Re: [PATCH v7 4/4] fs: unicode: Add utf8 module and a unicode layer

From: Gabriel Krisman Bertazi
Date: Thu Apr 08 2021 - 15:10:26 EST


Shreeya Patel <shreeya.patel@xxxxxxxxxxxxx> writes:

> utf8data.h_shipped has a large database table which is an auto-generated
> decodification trie for the unicode normalization functions.
> It is not necessary to load this large table in the kernel if no
> filesystem is using it, hence make UTF-8 encoding loadable by converting
> it into a module.
>
> Modify the file called unicode-core which will act as a layer for
> unicode subsystem. It will load the UTF-8 module and access it's functions
> whenever any filesystem that needs unicode is mounted.
> Currently, only UTF-8 encoding is supported but if any other encodings
> are supported in future then the layer file would be responsible for
> loading the desired encoding module.
>
> Also, indirect calls using function pointers are slow, use static calls to
> avoid overhead caused in case of repeated indirect calls. Static calls
> improves the performance by directly calling the functions as opposed to
> indirect calls.
>
> Signed-off-by: Shreeya Patel <shreeya.patel@xxxxxxxxxxxxx>
> ---
> Changes in v7
> - Update the help text in Kconfig
> - Handle the unicode_load_static_call function failure by decrementing
> the reference.
> - Correct the code for handling built-in utf8 option as well.
> - Correct the synchronization for accessing utf8mod.
> - Make changes to unicode_unload() for handling the situation where
> utf8mod != NULL and um == NULL.
>
> Changes in v6
> - Add spinlock to protect utf8mod and avoid NULL pointer
> dereference.
> - Change the static call function names for being consistent with
> kernel coding style.
> - Merge the unicode_load_module function with unicode_load as it is
> not really needed to have a separate function.
> - Use try_then_module_get instead of module_get to avoid loading the
> module even when it is already loaded.
> - Improve the commit message.
>
> Changes in v5
> - Rename global variables and default static call functions for better
> understanding
> - Make only config UNICODE_UTF8 visible and config UNICODE to be always
> enabled provided UNICODE_UTF8 is enabled.
> - Improve the documentation for Kconfig
> - Improve the commit message.
>
> Changes in v4
> - Return error from the static calls instead of doing nothing and
> succeeding even without loading the module.
> - Remove the complete usage of utf8_ops and use static calls at all
> places.

| Short problem A |
Rewrite the mailing-list message between "From: Gabriel Krisman" and "into a module.", inclusive, swapping "table" for "array".
| Short problem B |
Extend the mailing-list message with further text that follows on from its last line.
The listing is not needed for any of this work.

| Items |

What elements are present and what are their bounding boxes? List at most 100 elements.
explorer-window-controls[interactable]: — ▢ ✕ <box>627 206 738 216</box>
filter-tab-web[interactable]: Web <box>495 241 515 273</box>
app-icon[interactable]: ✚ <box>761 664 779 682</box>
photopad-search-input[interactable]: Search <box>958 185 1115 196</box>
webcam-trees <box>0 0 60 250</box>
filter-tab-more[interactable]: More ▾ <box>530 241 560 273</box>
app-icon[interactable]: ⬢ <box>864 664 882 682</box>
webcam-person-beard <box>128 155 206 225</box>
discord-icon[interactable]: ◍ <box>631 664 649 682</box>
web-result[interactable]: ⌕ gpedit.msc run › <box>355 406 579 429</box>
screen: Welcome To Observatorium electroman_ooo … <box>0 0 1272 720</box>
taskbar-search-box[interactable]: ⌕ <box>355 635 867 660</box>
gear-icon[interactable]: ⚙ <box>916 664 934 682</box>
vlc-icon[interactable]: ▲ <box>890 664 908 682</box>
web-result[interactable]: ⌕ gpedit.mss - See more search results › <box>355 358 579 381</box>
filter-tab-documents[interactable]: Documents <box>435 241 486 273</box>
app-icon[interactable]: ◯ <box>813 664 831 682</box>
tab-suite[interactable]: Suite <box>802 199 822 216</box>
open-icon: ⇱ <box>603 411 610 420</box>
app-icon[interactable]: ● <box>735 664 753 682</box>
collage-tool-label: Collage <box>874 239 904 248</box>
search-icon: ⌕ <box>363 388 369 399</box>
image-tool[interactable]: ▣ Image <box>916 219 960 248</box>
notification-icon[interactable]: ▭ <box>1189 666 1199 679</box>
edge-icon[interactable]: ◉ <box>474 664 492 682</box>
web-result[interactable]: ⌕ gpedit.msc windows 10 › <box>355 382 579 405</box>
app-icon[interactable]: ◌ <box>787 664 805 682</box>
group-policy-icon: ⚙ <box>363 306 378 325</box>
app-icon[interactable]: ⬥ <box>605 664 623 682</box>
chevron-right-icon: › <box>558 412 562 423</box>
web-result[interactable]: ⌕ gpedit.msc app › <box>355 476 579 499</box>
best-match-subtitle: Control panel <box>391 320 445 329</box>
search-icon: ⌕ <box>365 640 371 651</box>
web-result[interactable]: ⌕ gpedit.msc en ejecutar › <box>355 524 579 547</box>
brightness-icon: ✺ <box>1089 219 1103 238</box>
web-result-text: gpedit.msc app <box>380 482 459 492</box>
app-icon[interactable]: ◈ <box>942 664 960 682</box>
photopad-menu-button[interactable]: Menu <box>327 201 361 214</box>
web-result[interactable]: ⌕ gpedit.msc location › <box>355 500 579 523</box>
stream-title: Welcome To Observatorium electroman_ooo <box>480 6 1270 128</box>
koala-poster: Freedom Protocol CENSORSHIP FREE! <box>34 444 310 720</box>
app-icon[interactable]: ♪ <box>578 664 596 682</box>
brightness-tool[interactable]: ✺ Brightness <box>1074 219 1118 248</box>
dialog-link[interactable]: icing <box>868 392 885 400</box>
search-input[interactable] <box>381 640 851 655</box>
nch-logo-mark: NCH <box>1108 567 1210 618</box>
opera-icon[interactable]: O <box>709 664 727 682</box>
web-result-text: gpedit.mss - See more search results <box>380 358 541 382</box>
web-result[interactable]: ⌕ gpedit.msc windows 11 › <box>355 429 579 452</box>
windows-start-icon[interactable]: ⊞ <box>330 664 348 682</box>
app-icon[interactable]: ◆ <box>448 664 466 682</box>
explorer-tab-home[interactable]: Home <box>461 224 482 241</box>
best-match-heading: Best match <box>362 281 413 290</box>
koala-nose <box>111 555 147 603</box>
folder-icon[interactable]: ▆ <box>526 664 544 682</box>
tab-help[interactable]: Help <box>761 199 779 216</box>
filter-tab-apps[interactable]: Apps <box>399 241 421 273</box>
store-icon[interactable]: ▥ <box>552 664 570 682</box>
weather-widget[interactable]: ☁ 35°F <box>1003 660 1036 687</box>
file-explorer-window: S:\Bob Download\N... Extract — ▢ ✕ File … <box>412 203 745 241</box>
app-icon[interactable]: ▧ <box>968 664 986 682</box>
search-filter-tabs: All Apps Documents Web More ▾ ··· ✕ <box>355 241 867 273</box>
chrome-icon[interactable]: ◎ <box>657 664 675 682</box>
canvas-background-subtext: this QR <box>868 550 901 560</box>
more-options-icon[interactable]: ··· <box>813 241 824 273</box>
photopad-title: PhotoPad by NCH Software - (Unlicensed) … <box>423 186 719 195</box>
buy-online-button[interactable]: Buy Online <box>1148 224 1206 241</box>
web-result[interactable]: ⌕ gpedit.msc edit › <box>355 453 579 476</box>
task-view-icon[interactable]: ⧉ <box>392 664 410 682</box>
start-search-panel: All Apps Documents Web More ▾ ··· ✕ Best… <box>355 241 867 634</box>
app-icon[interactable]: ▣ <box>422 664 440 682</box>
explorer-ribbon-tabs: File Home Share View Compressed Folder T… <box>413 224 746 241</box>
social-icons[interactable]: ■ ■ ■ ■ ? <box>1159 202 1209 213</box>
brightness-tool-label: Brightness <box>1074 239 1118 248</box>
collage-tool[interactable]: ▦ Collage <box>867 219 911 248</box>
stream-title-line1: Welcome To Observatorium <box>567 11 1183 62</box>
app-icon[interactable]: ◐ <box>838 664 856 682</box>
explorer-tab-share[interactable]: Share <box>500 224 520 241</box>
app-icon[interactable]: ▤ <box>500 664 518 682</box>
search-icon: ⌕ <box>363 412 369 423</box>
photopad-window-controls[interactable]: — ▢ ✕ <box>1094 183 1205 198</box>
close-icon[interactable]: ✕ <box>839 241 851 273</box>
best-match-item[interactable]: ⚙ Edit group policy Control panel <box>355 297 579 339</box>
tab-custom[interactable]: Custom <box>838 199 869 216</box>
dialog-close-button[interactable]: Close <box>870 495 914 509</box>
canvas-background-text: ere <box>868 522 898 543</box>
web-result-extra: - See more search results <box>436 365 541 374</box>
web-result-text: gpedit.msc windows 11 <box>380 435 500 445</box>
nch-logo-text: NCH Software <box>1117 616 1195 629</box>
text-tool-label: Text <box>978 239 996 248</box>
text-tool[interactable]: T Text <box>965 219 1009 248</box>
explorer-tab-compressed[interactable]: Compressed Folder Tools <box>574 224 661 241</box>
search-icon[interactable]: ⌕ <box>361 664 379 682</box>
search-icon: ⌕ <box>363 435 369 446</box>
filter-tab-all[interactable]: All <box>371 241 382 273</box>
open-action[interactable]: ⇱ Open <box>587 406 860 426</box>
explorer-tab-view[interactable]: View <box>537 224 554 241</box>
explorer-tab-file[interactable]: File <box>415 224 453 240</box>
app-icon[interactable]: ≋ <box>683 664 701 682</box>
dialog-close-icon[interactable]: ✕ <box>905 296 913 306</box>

| Exercise answer A |
From: Gabriel Krisman Bertazi
Date: Thu Apr 08 2021 - 15:10:26 EST


Shreeya Patel <shreeya.patel@xxxxxxxxxxxxx> writes:

> utf8data.h_shipped has a large database array which is an auto-generated
> decodification trie for the unicode normalization functions.
> It is not necessary to load this large array in the kernel if no
> filesystem is using it, hence make UTF-8 encoding loadable by converting
> it into a module.

| Exercise answer B |
> - Restore the static calls to default values when module is unloaded.
> - Decrement the reference of module after calling the unload function.
> - Remove spinlock as there will be no race conditions after removing
> utf8_ops.
>
> Changes in v3
> - Add a patch which checks if utf8 is loaded before calling utf8_unload()
> in ext4 and f2fs filesystems
> - Return error if strscpy() returns value < 0
> - Correct the conditions to prevent NULL pointer dereference while
> accessing functions via utf8_ops variable.
> - Add spinlock to avoid race conditions.
> - Use static_call() for preventing speculative execution attacks.
>
> Changes in v2
> - Remove the duplicate file from the last patch.
> - Make the wrapper functions inline.
> - Remove msleep and use try_module_get() and module_put()
> for ensuring that module is loaded correctly and also
> doesn't get unloaded while in use.
> - Resolve the warning reported by kernel test robot.
> - Resolve all the checkpatch.pl warnings.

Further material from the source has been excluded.